- **Given instruction**:
Examine each line of the data. Copy those that contain the string "value".

Dataset entries
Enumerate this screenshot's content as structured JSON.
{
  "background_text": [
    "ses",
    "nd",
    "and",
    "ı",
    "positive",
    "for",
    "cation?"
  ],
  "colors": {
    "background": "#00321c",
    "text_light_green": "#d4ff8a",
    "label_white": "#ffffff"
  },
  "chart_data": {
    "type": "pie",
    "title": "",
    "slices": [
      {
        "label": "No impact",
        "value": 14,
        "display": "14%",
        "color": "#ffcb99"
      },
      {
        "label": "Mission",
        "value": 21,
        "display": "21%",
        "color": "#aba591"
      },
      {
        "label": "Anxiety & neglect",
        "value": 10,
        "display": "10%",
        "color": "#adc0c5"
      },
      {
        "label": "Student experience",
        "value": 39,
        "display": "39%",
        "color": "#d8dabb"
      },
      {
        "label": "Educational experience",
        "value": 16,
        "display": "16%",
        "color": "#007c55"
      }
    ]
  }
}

- **Exercise output**:
        "value": 14,
        "value": 21,
        "value": 10,
        "value": 39,
        "value": 16,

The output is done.